(Source data)
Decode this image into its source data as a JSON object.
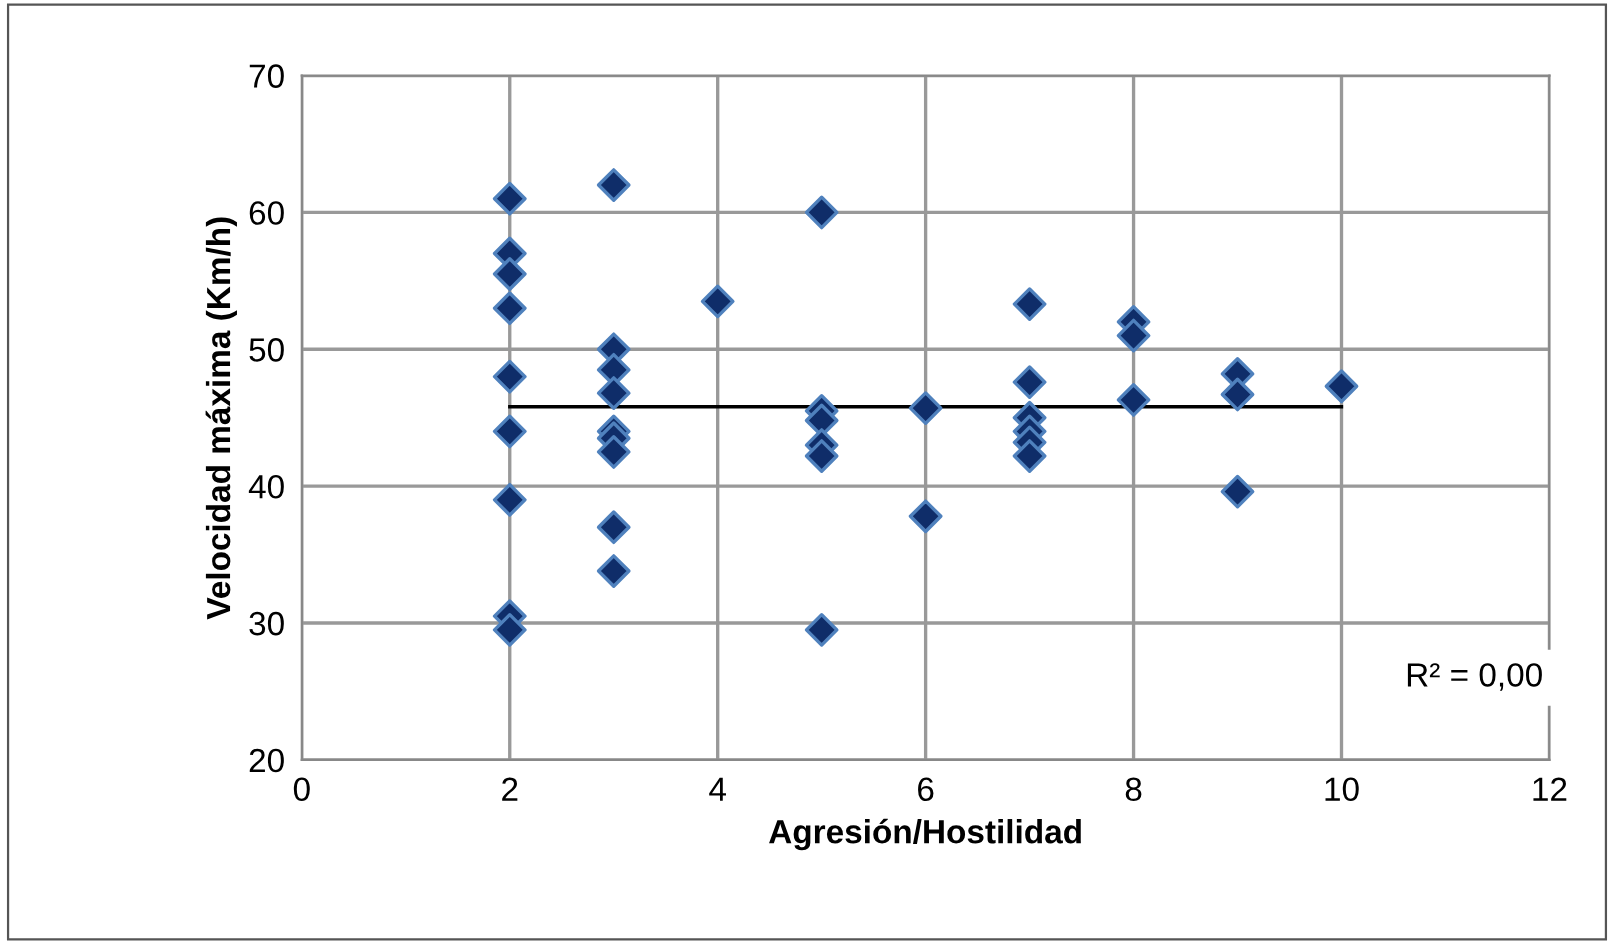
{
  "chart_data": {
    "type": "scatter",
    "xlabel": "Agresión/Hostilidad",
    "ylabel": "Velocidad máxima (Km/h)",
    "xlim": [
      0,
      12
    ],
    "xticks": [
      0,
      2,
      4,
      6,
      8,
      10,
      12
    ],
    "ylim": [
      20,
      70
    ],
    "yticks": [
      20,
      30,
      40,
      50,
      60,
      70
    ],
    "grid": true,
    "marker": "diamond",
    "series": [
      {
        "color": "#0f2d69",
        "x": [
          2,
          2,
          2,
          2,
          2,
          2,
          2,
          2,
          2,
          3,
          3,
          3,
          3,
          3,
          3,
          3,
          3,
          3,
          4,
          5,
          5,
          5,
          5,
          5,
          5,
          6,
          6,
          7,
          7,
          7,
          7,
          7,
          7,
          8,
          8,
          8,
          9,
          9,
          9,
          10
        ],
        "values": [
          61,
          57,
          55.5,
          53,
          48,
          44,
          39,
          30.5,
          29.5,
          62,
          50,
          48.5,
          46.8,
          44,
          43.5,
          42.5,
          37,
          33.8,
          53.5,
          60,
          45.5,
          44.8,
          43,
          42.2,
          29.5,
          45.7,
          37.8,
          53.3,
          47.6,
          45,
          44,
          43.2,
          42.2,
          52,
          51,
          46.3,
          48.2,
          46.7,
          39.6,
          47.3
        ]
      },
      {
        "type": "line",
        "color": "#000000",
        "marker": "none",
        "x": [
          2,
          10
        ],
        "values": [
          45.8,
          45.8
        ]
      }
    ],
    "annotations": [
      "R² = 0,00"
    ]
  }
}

--

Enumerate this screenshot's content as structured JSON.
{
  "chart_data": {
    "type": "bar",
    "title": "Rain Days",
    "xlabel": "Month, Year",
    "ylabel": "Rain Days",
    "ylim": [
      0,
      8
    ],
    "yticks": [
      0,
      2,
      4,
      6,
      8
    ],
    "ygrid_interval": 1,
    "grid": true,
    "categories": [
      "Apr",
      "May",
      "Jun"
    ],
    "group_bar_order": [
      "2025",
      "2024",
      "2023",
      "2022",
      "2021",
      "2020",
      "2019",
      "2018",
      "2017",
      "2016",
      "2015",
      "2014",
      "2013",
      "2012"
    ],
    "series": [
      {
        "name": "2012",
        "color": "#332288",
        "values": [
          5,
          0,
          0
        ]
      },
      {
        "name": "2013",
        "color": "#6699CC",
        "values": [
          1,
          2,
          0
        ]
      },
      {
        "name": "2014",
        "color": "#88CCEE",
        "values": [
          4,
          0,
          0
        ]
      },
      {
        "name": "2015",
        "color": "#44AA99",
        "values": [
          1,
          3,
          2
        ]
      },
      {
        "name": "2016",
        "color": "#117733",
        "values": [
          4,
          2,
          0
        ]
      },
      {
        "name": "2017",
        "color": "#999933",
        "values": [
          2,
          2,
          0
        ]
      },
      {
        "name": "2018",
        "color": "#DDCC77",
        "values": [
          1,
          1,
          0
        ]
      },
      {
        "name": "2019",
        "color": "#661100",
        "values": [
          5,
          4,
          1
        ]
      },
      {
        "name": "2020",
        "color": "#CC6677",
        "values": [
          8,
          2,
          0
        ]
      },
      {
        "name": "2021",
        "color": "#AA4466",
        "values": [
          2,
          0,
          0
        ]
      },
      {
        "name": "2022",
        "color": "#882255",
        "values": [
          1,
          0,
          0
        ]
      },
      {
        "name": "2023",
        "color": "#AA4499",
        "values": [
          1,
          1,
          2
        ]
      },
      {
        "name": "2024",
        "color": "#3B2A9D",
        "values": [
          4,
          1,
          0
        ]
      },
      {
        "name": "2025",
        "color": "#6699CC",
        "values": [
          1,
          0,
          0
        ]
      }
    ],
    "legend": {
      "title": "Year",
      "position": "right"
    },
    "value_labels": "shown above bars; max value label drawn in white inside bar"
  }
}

* TASK STATEMENT
Extract every line above that contains the word "this".

* RESPONSE
Decode this image into its source data as a JSON object.
Enumerate this screenshot's content as structured JSON.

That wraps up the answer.